-------- Texte source --------

Dans son nouveau livre Ils nous ont oubliés, le président du PTB, Peter Mertens, propose une idée similaire. Le plan Prométhée vise à reconstruire l'Europe de manière sociale et écologique en recourant massivement à des investissements publics. Par l'intermédiaire d'un consortium public européen pour l'énergie, il prévoit la construction de réseaux énergétiques dans toute l'Europe. L'énergie éolienne produite en mer Baltique ou l'énergie solaire obtenue sur la côte méditerranéenne peuvent circuler dans toute l'Europe grâce à des réseaux énergétiques intelligents. Grâce à l'hydrogène, nous pouvons stocker de l'électricité pendant les pics de production pour l'utiliser lorsqu'il y a moins de vent ou de soleil. Toute la chaleur produite par l'industrie peut être captée dans des réseaux de chaleur qui chaufferont nos villes en hiver. Un large système de tiers payant pourrait être mis en place, afin que le gouvernement avance aux ménages les fonds nécessaires pour isoler leur habitation. Avec l'argent épargné en diminuant ainsi leur consommation d’énergie, les gens pourront facilement rembourser l'avance. Un réseau de transports publics efficace et gratuit verra le jour, avec suffisamment d'espace pour emmener son vélo. Les villes européennes pourront être reliées par des trains de jour et de nuit moins chers que l'avion.

--------

## [Objectif]
Réécrivez en entier le texte ci-dessus sur le plan Prométhée, sans y changer un mot.

-------- Données fournies --------

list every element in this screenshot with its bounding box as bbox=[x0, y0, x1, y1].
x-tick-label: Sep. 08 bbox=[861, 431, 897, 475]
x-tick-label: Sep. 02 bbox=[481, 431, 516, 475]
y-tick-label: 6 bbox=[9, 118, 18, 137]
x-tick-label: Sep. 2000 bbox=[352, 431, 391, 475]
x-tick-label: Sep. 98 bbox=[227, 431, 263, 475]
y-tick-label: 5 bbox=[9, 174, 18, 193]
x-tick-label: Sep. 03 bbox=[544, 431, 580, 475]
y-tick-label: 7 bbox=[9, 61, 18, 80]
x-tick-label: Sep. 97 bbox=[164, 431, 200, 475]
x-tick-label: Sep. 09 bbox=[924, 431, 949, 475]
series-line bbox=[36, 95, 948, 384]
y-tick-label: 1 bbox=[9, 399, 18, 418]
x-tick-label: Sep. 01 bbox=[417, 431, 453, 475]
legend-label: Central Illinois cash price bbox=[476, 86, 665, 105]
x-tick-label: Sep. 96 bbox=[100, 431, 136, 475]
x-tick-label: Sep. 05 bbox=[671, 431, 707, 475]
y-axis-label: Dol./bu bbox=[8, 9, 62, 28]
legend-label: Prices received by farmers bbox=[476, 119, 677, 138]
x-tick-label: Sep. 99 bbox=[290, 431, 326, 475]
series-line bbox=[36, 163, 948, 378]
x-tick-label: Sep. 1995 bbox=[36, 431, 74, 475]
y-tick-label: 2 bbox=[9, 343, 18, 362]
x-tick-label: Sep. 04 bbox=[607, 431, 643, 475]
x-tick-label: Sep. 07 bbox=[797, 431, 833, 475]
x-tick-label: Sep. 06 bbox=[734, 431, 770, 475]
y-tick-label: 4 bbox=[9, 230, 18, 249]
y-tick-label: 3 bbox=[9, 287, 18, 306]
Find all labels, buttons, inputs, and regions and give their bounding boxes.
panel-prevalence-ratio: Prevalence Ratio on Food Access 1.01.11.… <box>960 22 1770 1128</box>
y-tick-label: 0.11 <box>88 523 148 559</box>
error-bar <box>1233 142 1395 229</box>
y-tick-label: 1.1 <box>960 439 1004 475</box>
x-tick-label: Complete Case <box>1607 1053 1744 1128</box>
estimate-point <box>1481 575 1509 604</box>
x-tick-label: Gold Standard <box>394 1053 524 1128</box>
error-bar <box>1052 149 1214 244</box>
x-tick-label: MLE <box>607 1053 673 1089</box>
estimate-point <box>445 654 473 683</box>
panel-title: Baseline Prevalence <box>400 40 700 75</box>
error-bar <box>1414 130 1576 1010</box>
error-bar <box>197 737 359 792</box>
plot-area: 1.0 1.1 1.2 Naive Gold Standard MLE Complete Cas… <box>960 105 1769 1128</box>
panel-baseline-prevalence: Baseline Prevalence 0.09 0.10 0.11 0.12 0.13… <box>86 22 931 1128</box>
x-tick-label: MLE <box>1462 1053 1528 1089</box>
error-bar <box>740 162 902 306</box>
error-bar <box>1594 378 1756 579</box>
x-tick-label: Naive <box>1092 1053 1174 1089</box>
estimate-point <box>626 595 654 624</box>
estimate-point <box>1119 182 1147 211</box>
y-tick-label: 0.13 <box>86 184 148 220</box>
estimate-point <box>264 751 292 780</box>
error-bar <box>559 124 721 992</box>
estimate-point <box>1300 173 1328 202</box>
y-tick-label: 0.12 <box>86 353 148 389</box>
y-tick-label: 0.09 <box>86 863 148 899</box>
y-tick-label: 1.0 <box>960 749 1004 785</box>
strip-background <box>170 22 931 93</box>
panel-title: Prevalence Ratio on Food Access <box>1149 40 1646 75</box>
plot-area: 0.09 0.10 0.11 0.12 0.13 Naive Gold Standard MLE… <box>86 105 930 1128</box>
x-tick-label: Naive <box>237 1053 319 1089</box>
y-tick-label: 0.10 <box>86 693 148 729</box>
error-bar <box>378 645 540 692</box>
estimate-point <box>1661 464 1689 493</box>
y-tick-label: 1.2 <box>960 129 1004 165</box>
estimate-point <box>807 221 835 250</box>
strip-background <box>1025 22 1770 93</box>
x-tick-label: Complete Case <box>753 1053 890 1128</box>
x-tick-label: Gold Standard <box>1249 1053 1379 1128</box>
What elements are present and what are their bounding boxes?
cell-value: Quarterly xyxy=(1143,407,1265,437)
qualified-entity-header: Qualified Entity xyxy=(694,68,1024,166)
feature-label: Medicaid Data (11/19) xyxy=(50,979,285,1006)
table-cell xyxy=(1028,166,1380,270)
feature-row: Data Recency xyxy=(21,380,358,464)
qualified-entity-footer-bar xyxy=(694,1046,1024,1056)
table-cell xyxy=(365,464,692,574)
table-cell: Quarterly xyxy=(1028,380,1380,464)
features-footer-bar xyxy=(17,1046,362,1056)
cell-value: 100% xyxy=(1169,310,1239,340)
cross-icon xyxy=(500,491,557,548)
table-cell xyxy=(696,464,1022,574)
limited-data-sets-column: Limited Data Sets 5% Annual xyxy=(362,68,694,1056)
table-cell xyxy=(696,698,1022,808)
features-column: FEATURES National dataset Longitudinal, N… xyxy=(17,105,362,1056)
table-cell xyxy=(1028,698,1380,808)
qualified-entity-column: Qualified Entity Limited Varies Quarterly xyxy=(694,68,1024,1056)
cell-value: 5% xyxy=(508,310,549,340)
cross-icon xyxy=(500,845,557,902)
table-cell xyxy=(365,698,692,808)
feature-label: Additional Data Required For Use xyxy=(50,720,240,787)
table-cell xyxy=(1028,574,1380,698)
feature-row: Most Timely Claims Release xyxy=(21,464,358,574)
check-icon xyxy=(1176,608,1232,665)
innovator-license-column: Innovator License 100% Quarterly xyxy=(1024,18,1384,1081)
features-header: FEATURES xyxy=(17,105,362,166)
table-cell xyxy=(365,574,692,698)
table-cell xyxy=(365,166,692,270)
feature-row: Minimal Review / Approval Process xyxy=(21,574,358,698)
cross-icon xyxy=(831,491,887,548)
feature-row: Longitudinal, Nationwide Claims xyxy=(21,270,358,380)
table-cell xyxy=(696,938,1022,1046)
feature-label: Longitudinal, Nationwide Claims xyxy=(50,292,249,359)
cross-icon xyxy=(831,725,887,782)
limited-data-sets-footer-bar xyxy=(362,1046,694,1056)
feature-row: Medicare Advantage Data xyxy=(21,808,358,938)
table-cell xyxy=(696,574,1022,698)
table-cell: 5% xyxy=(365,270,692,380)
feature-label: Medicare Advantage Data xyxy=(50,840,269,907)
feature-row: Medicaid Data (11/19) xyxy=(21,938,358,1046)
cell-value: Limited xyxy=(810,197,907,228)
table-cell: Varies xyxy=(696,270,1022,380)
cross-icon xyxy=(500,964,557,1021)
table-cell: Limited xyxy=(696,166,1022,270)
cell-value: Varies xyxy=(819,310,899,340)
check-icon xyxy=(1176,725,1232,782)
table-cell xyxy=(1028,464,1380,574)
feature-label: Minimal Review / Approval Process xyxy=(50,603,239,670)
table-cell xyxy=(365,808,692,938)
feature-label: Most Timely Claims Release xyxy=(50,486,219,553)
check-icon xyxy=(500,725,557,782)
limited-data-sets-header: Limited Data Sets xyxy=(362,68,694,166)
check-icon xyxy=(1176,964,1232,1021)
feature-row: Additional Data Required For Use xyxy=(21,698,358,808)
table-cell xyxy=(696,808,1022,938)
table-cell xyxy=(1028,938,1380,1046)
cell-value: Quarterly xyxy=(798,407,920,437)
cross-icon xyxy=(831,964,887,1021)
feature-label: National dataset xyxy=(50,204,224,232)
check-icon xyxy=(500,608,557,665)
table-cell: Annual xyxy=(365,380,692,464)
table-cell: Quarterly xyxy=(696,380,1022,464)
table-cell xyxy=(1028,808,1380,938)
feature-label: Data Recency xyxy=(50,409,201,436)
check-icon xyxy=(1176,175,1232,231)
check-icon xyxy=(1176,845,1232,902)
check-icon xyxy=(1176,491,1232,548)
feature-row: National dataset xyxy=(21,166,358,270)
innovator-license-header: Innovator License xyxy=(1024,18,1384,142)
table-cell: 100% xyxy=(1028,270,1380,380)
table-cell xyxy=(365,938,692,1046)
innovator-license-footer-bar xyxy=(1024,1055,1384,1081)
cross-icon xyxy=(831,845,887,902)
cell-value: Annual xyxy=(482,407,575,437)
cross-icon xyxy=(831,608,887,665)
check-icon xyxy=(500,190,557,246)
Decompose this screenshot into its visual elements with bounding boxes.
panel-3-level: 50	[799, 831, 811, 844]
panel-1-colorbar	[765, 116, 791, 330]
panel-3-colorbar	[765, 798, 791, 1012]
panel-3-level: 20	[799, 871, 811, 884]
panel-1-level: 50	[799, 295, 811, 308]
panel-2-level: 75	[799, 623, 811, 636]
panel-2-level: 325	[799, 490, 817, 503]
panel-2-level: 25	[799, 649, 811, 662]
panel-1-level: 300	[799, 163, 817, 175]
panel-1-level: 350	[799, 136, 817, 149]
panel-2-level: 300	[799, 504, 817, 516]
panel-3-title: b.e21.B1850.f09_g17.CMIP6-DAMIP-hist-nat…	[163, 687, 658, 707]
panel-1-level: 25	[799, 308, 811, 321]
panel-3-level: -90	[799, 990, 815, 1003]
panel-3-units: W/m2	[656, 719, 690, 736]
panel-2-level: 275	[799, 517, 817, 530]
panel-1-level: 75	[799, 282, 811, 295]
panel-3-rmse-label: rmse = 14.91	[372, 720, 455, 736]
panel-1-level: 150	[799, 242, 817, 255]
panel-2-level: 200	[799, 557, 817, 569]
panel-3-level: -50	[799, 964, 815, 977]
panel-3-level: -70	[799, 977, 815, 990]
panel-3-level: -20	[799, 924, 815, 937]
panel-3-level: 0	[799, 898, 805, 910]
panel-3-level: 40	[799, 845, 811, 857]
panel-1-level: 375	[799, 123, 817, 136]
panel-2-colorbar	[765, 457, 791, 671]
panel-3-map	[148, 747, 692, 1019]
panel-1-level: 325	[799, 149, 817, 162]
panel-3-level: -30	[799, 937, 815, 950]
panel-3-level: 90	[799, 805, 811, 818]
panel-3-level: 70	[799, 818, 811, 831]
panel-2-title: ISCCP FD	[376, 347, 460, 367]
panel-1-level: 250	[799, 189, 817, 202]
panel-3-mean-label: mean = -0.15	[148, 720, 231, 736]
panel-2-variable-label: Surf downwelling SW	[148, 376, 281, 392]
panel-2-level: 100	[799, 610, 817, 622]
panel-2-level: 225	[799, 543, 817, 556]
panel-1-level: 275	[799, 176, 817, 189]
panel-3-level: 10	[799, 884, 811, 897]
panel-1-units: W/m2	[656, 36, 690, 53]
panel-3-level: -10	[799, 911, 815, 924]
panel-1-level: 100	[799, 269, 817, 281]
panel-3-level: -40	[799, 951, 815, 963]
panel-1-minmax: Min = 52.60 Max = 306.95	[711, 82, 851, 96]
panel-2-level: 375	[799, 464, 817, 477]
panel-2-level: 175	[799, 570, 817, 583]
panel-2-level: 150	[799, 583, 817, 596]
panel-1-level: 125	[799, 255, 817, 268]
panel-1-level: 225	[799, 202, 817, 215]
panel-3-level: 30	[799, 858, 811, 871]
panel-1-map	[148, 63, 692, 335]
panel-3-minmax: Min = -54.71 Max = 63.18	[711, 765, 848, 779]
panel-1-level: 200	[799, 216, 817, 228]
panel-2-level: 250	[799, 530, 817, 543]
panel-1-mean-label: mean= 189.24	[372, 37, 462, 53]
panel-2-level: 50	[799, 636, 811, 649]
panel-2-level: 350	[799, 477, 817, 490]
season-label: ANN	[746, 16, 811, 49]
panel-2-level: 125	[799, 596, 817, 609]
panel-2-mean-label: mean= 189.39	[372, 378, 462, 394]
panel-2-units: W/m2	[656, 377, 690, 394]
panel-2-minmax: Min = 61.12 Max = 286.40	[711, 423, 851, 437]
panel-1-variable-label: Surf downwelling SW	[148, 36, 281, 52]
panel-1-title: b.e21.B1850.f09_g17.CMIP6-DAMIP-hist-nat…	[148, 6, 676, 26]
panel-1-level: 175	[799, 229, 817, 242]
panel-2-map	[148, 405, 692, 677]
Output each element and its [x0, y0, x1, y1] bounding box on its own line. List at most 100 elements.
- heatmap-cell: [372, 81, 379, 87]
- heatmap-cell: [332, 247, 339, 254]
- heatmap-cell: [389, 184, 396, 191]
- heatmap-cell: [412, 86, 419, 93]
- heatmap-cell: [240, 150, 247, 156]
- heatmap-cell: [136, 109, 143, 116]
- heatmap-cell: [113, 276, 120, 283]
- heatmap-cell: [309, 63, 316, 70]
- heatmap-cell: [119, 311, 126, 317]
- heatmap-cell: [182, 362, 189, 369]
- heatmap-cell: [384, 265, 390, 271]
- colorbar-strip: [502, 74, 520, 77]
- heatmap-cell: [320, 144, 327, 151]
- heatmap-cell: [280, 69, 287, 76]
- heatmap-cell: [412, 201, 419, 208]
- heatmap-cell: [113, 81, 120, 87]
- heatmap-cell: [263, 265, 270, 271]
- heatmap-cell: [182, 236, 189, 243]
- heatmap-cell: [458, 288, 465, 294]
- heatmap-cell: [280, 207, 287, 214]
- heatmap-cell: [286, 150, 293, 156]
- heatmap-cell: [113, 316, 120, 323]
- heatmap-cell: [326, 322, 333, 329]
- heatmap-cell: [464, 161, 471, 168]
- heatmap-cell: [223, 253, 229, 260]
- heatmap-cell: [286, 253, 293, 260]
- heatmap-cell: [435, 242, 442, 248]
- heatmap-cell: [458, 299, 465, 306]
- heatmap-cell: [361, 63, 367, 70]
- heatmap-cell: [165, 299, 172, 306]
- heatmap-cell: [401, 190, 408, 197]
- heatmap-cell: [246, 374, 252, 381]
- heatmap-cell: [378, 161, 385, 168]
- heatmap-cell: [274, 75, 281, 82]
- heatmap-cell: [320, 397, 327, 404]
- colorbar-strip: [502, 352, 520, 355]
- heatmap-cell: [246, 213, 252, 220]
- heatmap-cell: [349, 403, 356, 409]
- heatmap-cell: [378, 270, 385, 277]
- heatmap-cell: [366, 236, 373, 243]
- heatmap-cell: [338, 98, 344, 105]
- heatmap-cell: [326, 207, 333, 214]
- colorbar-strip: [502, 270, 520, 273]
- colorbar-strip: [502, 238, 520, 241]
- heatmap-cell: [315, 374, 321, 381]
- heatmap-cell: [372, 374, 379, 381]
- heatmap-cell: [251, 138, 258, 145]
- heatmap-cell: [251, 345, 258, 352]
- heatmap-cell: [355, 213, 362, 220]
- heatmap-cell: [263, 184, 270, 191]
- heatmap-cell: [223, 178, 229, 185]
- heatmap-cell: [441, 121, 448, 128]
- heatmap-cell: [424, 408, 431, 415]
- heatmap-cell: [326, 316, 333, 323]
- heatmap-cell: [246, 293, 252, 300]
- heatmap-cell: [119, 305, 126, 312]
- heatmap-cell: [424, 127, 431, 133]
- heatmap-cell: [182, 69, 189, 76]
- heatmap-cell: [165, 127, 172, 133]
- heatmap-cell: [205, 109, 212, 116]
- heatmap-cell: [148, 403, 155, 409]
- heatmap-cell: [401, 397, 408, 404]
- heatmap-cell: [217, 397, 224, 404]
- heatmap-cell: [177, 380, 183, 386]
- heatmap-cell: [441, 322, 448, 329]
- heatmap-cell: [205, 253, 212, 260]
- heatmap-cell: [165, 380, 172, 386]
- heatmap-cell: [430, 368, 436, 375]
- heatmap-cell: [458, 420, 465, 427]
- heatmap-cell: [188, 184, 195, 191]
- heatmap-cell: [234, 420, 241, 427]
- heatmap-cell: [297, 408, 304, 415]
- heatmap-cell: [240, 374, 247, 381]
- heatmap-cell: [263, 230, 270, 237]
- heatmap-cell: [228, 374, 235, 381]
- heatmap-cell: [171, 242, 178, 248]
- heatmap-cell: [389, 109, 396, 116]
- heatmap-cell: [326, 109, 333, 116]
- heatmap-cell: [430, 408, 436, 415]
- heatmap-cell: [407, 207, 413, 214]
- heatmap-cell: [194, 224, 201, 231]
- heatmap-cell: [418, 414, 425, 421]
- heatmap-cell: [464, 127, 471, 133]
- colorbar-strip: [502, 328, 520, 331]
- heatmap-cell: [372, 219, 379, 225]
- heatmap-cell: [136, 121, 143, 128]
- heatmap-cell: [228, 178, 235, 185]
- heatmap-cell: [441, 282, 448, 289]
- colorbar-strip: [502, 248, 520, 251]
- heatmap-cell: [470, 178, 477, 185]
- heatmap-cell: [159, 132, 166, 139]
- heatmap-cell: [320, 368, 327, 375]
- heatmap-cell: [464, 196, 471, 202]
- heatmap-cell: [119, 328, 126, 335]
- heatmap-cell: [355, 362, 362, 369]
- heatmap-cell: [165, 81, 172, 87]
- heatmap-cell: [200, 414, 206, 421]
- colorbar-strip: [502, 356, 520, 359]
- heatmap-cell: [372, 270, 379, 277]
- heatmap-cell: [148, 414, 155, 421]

--------

## [Réponse rédigée]
Dans son nouveau livre Ils nous ont oubliés, le président du PTB, Peter Mertens, propose une idée similaire. Le plan Prométhée vise à reconstruire l'Europe de manière sociale et écologique en recourant massivement à des investissements publics. Par l'intermédiaire d'un consortium public européen pour l'énergie, il prévoit la construction de réseaux énergétiques dans toute l'Europe. L'énergie éolienne produite en mer Baltique ou l'énergie solaire obtenue sur la côte méditerranéenne peuvent circuler dans toute l'Europe grâce à des réseaux énergétiques intelligents. Grâce à l'hydrogène, nous pouvons stocker de l'électricité pendant les pics de production pour l'utiliser lorsqu'il y a moins de vent ou de soleil. Toute la chaleur produite par l'industrie peut être captée dans des réseaux de chaleur qui chaufferont nos villes en hiver. Un large système de tiers payant pourrait être mis en place, afin que le gouvernement avance aux ménages les fonds nécessaires pour isoler leur habitation. Avec l'argent épargné en diminuant ainsi leur consommation d’énergie, les gens pourront facilement rembourser l'avance. Un réseau de transports publics efficace et gratuit verra le jour, avec suffisamment d'espace pour emmener son vélo. Les villes européennes pourront être reliées par des trains de jour et de nuit moins chers que l'avion.